— start —

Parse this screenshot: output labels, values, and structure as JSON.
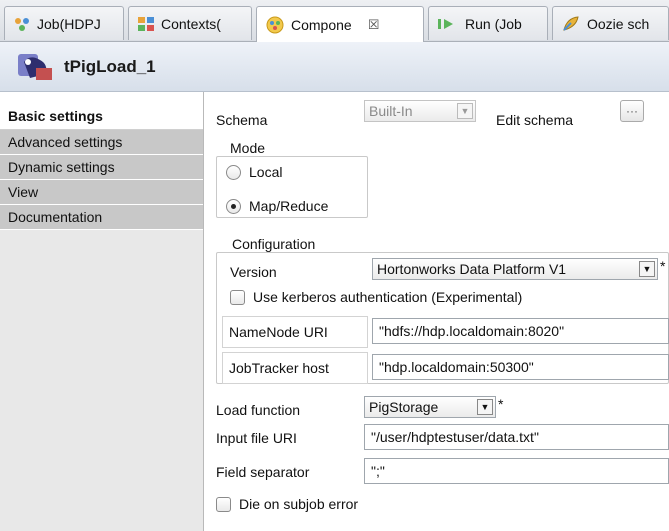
{
  "tabs": [
    {
      "label": "Job(HDPJ",
      "icon": "job-icon"
    },
    {
      "label": "Contexts(",
      "icon": "contexts-icon"
    },
    {
      "label": "Compone",
      "icon": "component-icon",
      "close": "☒"
    },
    {
      "label": "Run (Job",
      "icon": "run-icon"
    },
    {
      "label": "Oozie sch",
      "icon": "oozie-icon"
    }
  ],
  "header": {
    "title": "tPigLoad_1"
  },
  "sidebar": {
    "items": [
      {
        "label": "Basic settings"
      },
      {
        "label": "Advanced settings"
      },
      {
        "label": "Dynamic settings"
      },
      {
        "label": "View"
      },
      {
        "label": "Documentation"
      }
    ]
  },
  "schema": {
    "label": "Schema",
    "value": "Built-In",
    "edit_label": "Edit schema",
    "edit_button": "···"
  },
  "mode": {
    "label": "Mode",
    "local": "Local",
    "mapreduce": "Map/Reduce",
    "selected": "mapreduce"
  },
  "configuration": {
    "label": "Configuration",
    "version_label": "Version",
    "version_value": "Hortonworks Data Platform V1",
    "kerberos_label": "Use kerberos authentication (Experimental)",
    "namenode_label": "NameNode URI",
    "namenode_value": "\"hdfs://hdp.localdomain:8020\"",
    "jobtracker_label": "JobTracker host",
    "jobtracker_value": "\"hdp.localdomain:50300\""
  },
  "load": {
    "function_label": "Load function",
    "function_value": "PigStorage",
    "input_label": "Input file URI",
    "input_value": "\"/user/hdptestuser/data.txt\"",
    "separator_label": "Field separator",
    "separator_value": "\";\"",
    "die_label": "Die on subjob error"
  },
  "required_mark": "*"
}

— end —

■ EXERCISE AIM:
Go through the entries above and output them exactly, without pictures.

■ EXERCISE ANSWER:
Parse this screenshot: output labels, values, and structure as JSON.
{
  "tabs": [
    {
      "label": "Job(HDPJ",
      "icon": "job-icon"
    },
    {
      "label": "Contexts(",
      "icon": "contexts-icon"
    },
    {
      "label": "Compone",
      "icon": "component-icon",
      "close": "☒"
    },
    {
      "label": "Run (Job",
      "icon": "run-icon"
    },
    {
      "label": "Oozie sch",
      "icon": "oozie-icon"
    }
  ],
  "header": {
    "title": "tPigLoad_1"
  },
  "sidebar": {
    "items": [
      {
        "label": "Basic settings"
      },
      {
        "label": "Advanced settings"
      },
      {
        "label": "Dynamic settings"
      },
      {
        "label": "View"
      },
      {
        "label": "Documentation"
      }
    ]
  },
  "schema": {
    "label": "Schema",
    "value": "Built-In",
    "edit_label": "Edit schema",
    "edit_button": "···"
  },
  "mode": {
    "label": "Mode",
    "local": "Local",
    "mapreduce": "Map/Reduce",
    "selected": "mapreduce"
  },
  "configuration": {
    "label": "Configuration",
    "version_label": "Version",
    "version_value": "Hortonworks Data Platform V1",
    "kerberos_label": "Use kerberos authentication (Experimental)",
    "namenode_label": "NameNode URI",
    "namenode_value": "\"hdfs://hdp.localdomain:8020\"",
    "jobtracker_label": "JobTracker host",
    "jobtracker_value": "\"hdp.localdomain:50300\""
  },
  "load": {
    "function_label": "Load function",
    "function_value": "PigStorage",
    "input_label": "Input file URI",
    "input_value": "\"/user/hdptestuser/data.txt\"",
    "separator_label": "Field separator",
    "separator_value": "\";\"",
    "die_label": "Die on subjob error"
  },
  "required_mark": "*"
}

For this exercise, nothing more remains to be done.